TO DO:
Copy out the records precisely, omitting pictures.

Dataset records
....
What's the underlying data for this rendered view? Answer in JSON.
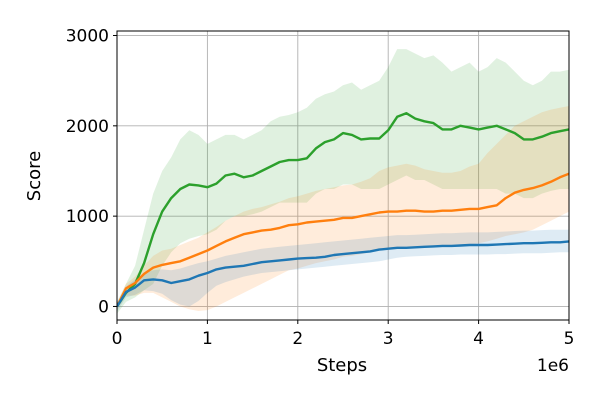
{
  "chart_data": {
    "type": "line",
    "title": "",
    "xlabel": "Steps",
    "ylabel": "Score",
    "x_offset_label": "1e6",
    "xlim": [
      0,
      5000000
    ],
    "ylim": [
      -150,
      3050
    ],
    "xticks": [
      0,
      1000000,
      2000000,
      3000000,
      4000000,
      5000000
    ],
    "xtick_labels": [
      "0",
      "1",
      "2",
      "3",
      "4",
      "5"
    ],
    "yticks": [
      0,
      1000,
      2000,
      3000
    ],
    "ytick_labels": [
      "0",
      "1000",
      "2000",
      "3000"
    ],
    "grid": true,
    "legend": "none",
    "x": [
      0,
      100000,
      200000,
      300000,
      400000,
      500000,
      600000,
      700000,
      800000,
      900000,
      1000000,
      1100000,
      1200000,
      1300000,
      1400000,
      1500000,
      1600000,
      1700000,
      1800000,
      1900000,
      2000000,
      2100000,
      2200000,
      2300000,
      2400000,
      2500000,
      2600000,
      2700000,
      2800000,
      2900000,
      3000000,
      3100000,
      3200000,
      3300000,
      3400000,
      3500000,
      3600000,
      3700000,
      3800000,
      3900000,
      4000000,
      4100000,
      4200000,
      4300000,
      4400000,
      4500000,
      4600000,
      4700000,
      4800000,
      4900000,
      5000000
    ],
    "series": [
      {
        "color": "#2ca02c",
        "band_color": "#2ca02c",
        "values": [
          0,
          150,
          250,
          480,
          800,
          1050,
          1200,
          1300,
          1350,
          1340,
          1320,
          1360,
          1450,
          1470,
          1430,
          1450,
          1500,
          1550,
          1600,
          1620,
          1620,
          1640,
          1750,
          1820,
          1850,
          1920,
          1900,
          1850,
          1860,
          1860,
          1950,
          2100,
          2140,
          2080,
          2050,
          2030,
          1960,
          1960,
          2000,
          1980,
          1960,
          1980,
          2000,
          1960,
          1920,
          1850,
          1850,
          1880,
          1920,
          1940,
          1960
        ],
        "upper": [
          50,
          250,
          450,
          850,
          1250,
          1500,
          1650,
          1850,
          1950,
          1900,
          1800,
          1850,
          1900,
          1900,
          1850,
          1900,
          1950,
          2050,
          2100,
          2120,
          2150,
          2200,
          2300,
          2350,
          2380,
          2450,
          2480,
          2400,
          2450,
          2500,
          2650,
          2850,
          2850,
          2800,
          2750,
          2780,
          2700,
          2600,
          2650,
          2700,
          2600,
          2650,
          2750,
          2700,
          2600,
          2500,
          2450,
          2500,
          2600,
          2600,
          2620
        ],
        "lower": [
          -80,
          50,
          100,
          180,
          250,
          450,
          600,
          700,
          750,
          780,
          800,
          850,
          950,
          1000,
          1000,
          1020,
          1050,
          1100,
          1150,
          1150,
          1150,
          1150,
          1250,
          1300,
          1300,
          1350,
          1350,
          1300,
          1300,
          1300,
          1350,
          1400,
          1450,
          1400,
          1400,
          1350,
          1300,
          1300,
          1300,
          1300,
          1300,
          1300,
          1300,
          1250,
          1250,
          1200,
          1200,
          1250,
          1280,
          1300,
          1300
        ]
      },
      {
        "color": "#ff7f0e",
        "band_color": "#ff7f0e",
        "values": [
          0,
          200,
          260,
          360,
          430,
          460,
          480,
          500,
          540,
          580,
          620,
          670,
          720,
          760,
          800,
          820,
          840,
          850,
          870,
          900,
          910,
          930,
          940,
          950,
          960,
          980,
          980,
          1000,
          1020,
          1040,
          1050,
          1050,
          1060,
          1060,
          1050,
          1050,
          1060,
          1060,
          1070,
          1080,
          1080,
          1100,
          1120,
          1200,
          1260,
          1290,
          1310,
          1340,
          1380,
          1430,
          1470
        ],
        "upper": [
          30,
          250,
          330,
          450,
          560,
          620,
          640,
          680,
          720,
          760,
          820,
          880,
          950,
          1000,
          1050,
          1080,
          1100,
          1130,
          1160,
          1200,
          1220,
          1250,
          1280,
          1300,
          1320,
          1340,
          1350,
          1380,
          1420,
          1500,
          1540,
          1560,
          1580,
          1560,
          1520,
          1500,
          1480,
          1480,
          1500,
          1550,
          1580,
          1700,
          1800,
          1900,
          2000,
          2050,
          2100,
          2150,
          2180,
          2200,
          2220
        ],
        "lower": [
          -40,
          120,
          120,
          150,
          150,
          100,
          50,
          0,
          -30,
          -50,
          -40,
          0,
          50,
          100,
          150,
          200,
          250,
          300,
          350,
          400,
          420,
          450,
          480,
          500,
          520,
          550,
          560,
          580,
          600,
          620,
          650,
          650,
          660,
          660,
          660,
          660,
          670,
          670,
          680,
          680,
          700,
          720,
          750,
          780,
          800,
          820,
          850,
          900,
          950,
          1000,
          1050
        ]
      },
      {
        "color": "#1f77b4",
        "band_color": "#1f77b4",
        "values": [
          0,
          160,
          210,
          290,
          300,
          290,
          260,
          280,
          300,
          340,
          370,
          410,
          430,
          440,
          450,
          470,
          490,
          500,
          510,
          520,
          530,
          535,
          540,
          550,
          570,
          580,
          590,
          600,
          610,
          630,
          640,
          650,
          650,
          655,
          660,
          665,
          670,
          670,
          675,
          680,
          680,
          680,
          685,
          690,
          695,
          700,
          700,
          705,
          710,
          710,
          720
        ],
        "upper": [
          40,
          220,
          300,
          370,
          400,
          410,
          400,
          420,
          450,
          480,
          500,
          530,
          560,
          580,
          600,
          620,
          640,
          650,
          660,
          670,
          680,
          690,
          700,
          710,
          720,
          730,
          740,
          750,
          760,
          770,
          780,
          790,
          790,
          795,
          800,
          805,
          810,
          810,
          815,
          820,
          820,
          820,
          825,
          830,
          835,
          840,
          840,
          845,
          850,
          850,
          850
        ],
        "lower": [
          -60,
          100,
          130,
          180,
          170,
          140,
          70,
          20,
          0,
          60,
          150,
          230,
          270,
          300,
          330,
          350,
          370,
          380,
          390,
          400,
          410,
          420,
          430,
          440,
          450,
          460,
          470,
          480,
          490,
          500,
          520,
          540,
          550,
          555,
          560,
          565,
          570,
          570,
          575,
          575,
          575,
          575,
          580,
          580,
          585,
          590,
          590,
          590,
          595,
          600,
          600
        ]
      }
    ]
  }
}
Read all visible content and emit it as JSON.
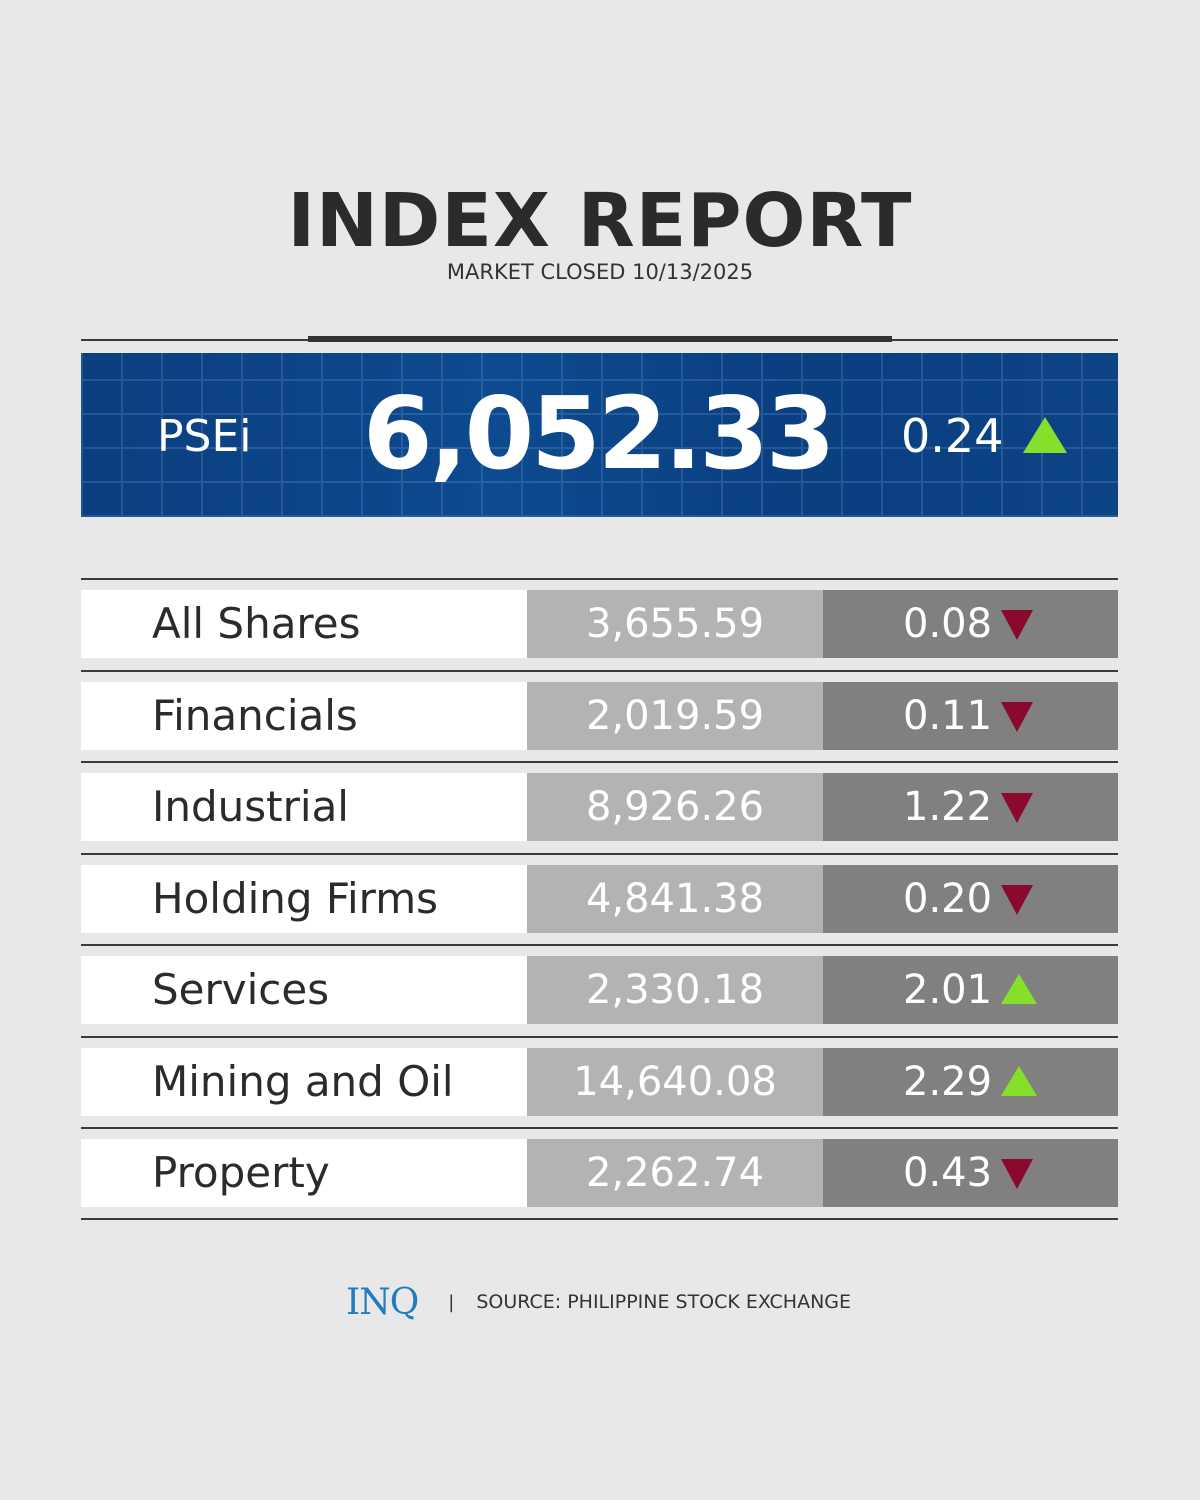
{
  "header": {
    "title": "INDEX REPORT",
    "subtitle": "MARKET CLOSED 10/13/2025"
  },
  "main_index": {
    "name": "PSEi",
    "value": "6,052.33",
    "change": "0.24",
    "direction": "up"
  },
  "colors": {
    "banner": "#0a3f80",
    "up": "#86e02b",
    "down": "#8a0a2e",
    "value_cell": "#b3b3b3",
    "change_cell": "#808080"
  },
  "indices": [
    {
      "name": "All Shares",
      "value": "3,655.59",
      "change": "0.08",
      "direction": "down"
    },
    {
      "name": "Financials",
      "value": "2,019.59",
      "change": "0.11",
      "direction": "down"
    },
    {
      "name": "Industrial",
      "value": "8,926.26",
      "change": "1.22",
      "direction": "down"
    },
    {
      "name": "Holding Firms",
      "value": "4,841.38",
      "change": "0.20",
      "direction": "down"
    },
    {
      "name": "Services",
      "value": "2,330.18",
      "change": "2.01",
      "direction": "up"
    },
    {
      "name": "Mining and Oil",
      "value": "14,640.08",
      "change": "2.29",
      "direction": "up"
    },
    {
      "name": "Property",
      "value": "2,262.74",
      "change": "0.43",
      "direction": "down"
    }
  ],
  "footer": {
    "logo": "INQ",
    "separator": "|",
    "source": "SOURCE: PHILIPPINE STOCK EXCHANGE"
  }
}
....
ANSWER BELOW:
What's the underlying data for this rendered view? Answer in JSON.
{
  "chart_data": {
    "type": "line",
    "title": "",
    "xlabel": "Steps",
    "ylabel": "Score",
    "x_offset_label": "1e6",
    "xlim": [
      0,
      5000000
    ],
    "ylim": [
      -150,
      3050
    ],
    "xticks": [
      0,
      1000000,
      2000000,
      3000000,
      4000000,
      5000000
    ],
    "xtick_labels": [
      "0",
      "1",
      "2",
      "3",
      "4",
      "5"
    ],
    "yticks": [
      0,
      1000,
      2000,
      3000
    ],
    "ytick_labels": [
      "0",
      "1000",
      "2000",
      "3000"
    ],
    "grid": true,
    "legend": "none",
    "x": [
      0,
      100000,
      200000,
      300000,
      400000,
      500000,
      600000,
      700000,
      800000,
      900000,
      1000000,
      1100000,
      1200000,
      1300000,
      1400000,
      1500000,
      1600000,
      1700000,
      1800000,
      1900000,
      2000000,
      2100000,
      2200000,
      2300000,
      2400000,
      2500000,
      2600000,
      2700000,
      2800000,
      2900000,
      3000000,
      3100000,
      3200000,
      3300000,
      3400000,
      3500000,
      3600000,
      3700000,
      3800000,
      3900000,
      4000000,
      4100000,
      4200000,
      4300000,
      4400000,
      4500000,
      4600000,
      4700000,
      4800000,
      4900000,
      5000000
    ],
    "series": [
      {
        "color": "#2ca02c",
        "band_color": "#2ca02c",
        "values": [
          0,
          150,
          250,
          480,
          800,
          1050,
          1200,
          1300,
          1350,
          1340,
          1320,
          1360,
          1450,
          1470,
          1430,
          1450,
          1500,
          1550,
          1600,
          1620,
          1620,
          1640,
          1750,
          1820,
          1850,
          1920,
          1900,
          1850,
          1860,
          1860,
          1950,
          2100,
          2140,
          2080,
          2050,
          2030,
          1960,
          1960,
          2000,
          1980,
          1960,
          1980,
          2000,
          1960,
          1920,
          1850,
          1850,
          1880,
          1920,
          1940,
          1960
        ],
        "upper": [
          50,
          250,
          450,
          850,
          1250,
          1500,
          1650,
          1850,
          1950,
          1900,
          1800,
          1850,
          1900,
          1900,
          1850,
          1900,
          1950,
          2050,
          2100,
          2120,
          2150,
          2200,
          2300,
          2350,
          2380,
          2450,
          2480,
          2400,
          2450,
          2500,
          2650,
          2850,
          2850,
          2800,
          2750,
          2780,
          2700,
          2600,
          2650,
          2700,
          2600,
          2650,
          2750,
          2700,
          2600,
          2500,
          2450,
          2500,
          2600,
          2600,
          2620
        ],
        "lower": [
          -80,
          50,
          100,
          180,
          250,
          450,
          600,
          700,
          750,
          780,
          800,
          850,
          950,
          1000,
          1000,
          1020,
          1050,
          1100,
          1150,
          1150,
          1150,
          1150,
          1250,
          1300,
          1300,
          1350,
          1350,
          1300,
          1300,
          1300,
          1350,
          1400,
          1450,
          1400,
          1400,
          1350,
          1300,
          1300,
          1300,
          1300,
          1300,
          1300,
          1300,
          1250,
          1250,
          1200,
          1200,
          1250,
          1280,
          1300,
          1300
        ]
      },
      {
        "color": "#ff7f0e",
        "band_color": "#ff7f0e",
        "values": [
          0,
          200,
          260,
          360,
          430,
          460,
          480,
          500,
          540,
          580,
          620,
          670,
          720,
          760,
          800,
          820,
          840,
          850,
          870,
          900,
          910,
          930,
          940,
          950,
          960,
          980,
          980,
          1000,
          1020,
          1040,
          1050,
          1050,
          1060,
          1060,
          1050,
          1050,
          1060,
          1060,
          1070,
          1080,
          1080,
          1100,
          1120,
          1200,
          1260,
          1290,
          1310,
          1340,
          1380,
          1430,
          1470
        ],
        "upper": [
          30,
          250,
          330,
          450,
          560,
          620,
          640,
          680,
          720,
          760,
          820,
          880,
          950,
          1000,
          1050,
          1080,
          1100,
          1130,
          1160,
          1200,
          1220,
          1250,
          1280,
          1300,
          1320,
          1340,
          1350,
          1380,
          1420,
          1500,
          1540,
          1560,
          1580,
          1560,
          1520,
          1500,
          1480,
          1480,
          1500,
          1550,
          1580,
          1700,
          1800,
          1900,
          2000,
          2050,
          2100,
          2150,
          2180,
          2200,
          2220
        ],
        "lower": [
          -40,
          120,
          120,
          150,
          150,
          100,
          50,
          0,
          -30,
          -50,
          -40,
          0,
          50,
          100,
          150,
          200,
          250,
          300,
          350,
          400,
          420,
          450,
          480,
          500,
          520,
          550,
          560,
          580,
          600,
          620,
          650,
          650,
          660,
          660,
          660,
          660,
          670,
          670,
          680,
          680,
          700,
          720,
          750,
          780,
          800,
          820,
          850,
          900,
          950,
          1000,
          1050
        ]
      },
      {
        "color": "#1f77b4",
        "band_color": "#1f77b4",
        "values": [
          0,
          160,
          210,
          290,
          300,
          290,
          260,
          280,
          300,
          340,
          370,
          410,
          430,
          440,
          450,
          470,
          490,
          500,
          510,
          520,
          530,
          535,
          540,
          550,
          570,
          580,
          590,
          600,
          610,
          630,
          640,
          650,
          650,
          655,
          660,
          665,
          670,
          670,
          675,
          680,
          680,
          680,
          685,
          690,
          695,
          700,
          700,
          705,
          710,
          710,
          720
        ],
        "upper": [
          40,
          220,
          300,
          370,
          400,
          410,
          400,
          420,
          450,
          480,
          500,
          530,
          560,
          580,
          600,
          620,
          640,
          650,
          660,
          670,
          680,
          690,
          700,
          710,
          720,
          730,
          740,
          750,
          760,
          770,
          780,
          790,
          790,
          795,
          800,
          805,
          810,
          810,
          815,
          820,
          820,
          820,
          825,
          830,
          835,
          840,
          840,
          845,
          850,
          850,
          850
        ],
        "lower": [
          -60,
          100,
          130,
          180,
          170,
          140,
          70,
          20,
          0,
          60,
          150,
          230,
          270,
          300,
          330,
          350,
          370,
          380,
          390,
          400,
          410,
          420,
          430,
          440,
          450,
          460,
          470,
          480,
          490,
          500,
          520,
          540,
          550,
          555,
          560,
          565,
          570,
          570,
          575,
          575,
          575,
          575,
          580,
          580,
          585,
          590,
          590,
          590,
          595,
          600,
          600
        ]
      }
    ]
  }
}
Read all visible content and emit it as JSON.
{
  "header": {
    "title": "INDEX REPORT",
    "subtitle": "MARKET CLOSED 10/13/2025"
  },
  "main_index": {
    "name": "PSEi",
    "value": "6,052.33",
    "change": "0.24",
    "direction": "up"
  },
  "colors": {
    "banner": "#0a3f80",
    "up": "#86e02b",
    "down": "#8a0a2e",
    "value_cell": "#b3b3b3",
    "change_cell": "#808080"
  },
  "indices": [
    {
      "name": "All Shares",
      "value": "3,655.59",
      "change": "0.08",
      "direction": "down"
    },
    {
      "name": "Financials",
      "value": "2,019.59",
      "change": "0.11",
      "direction": "down"
    },
    {
      "name": "Industrial",
      "value": "8,926.26",
      "change": "1.22",
      "direction": "down"
    },
    {
      "name": "Holding Firms",
      "value": "4,841.38",
      "change": "0.20",
      "direction": "down"
    },
    {
      "name": "Services",
      "value": "2,330.18",
      "change": "2.01",
      "direction": "up"
    },
    {
      "name": "Mining and Oil",
      "value": "14,640.08",
      "change": "2.29",
      "direction": "up"
    },
    {
      "name": "Property",
      "value": "2,262.74",
      "change": "0.43",
      "direction": "down"
    }
  ],
  "footer": {
    "logo": "INQ",
    "separator": "|",
    "source": "SOURCE: PHILIPPINE STOCK EXCHANGE"
  }
}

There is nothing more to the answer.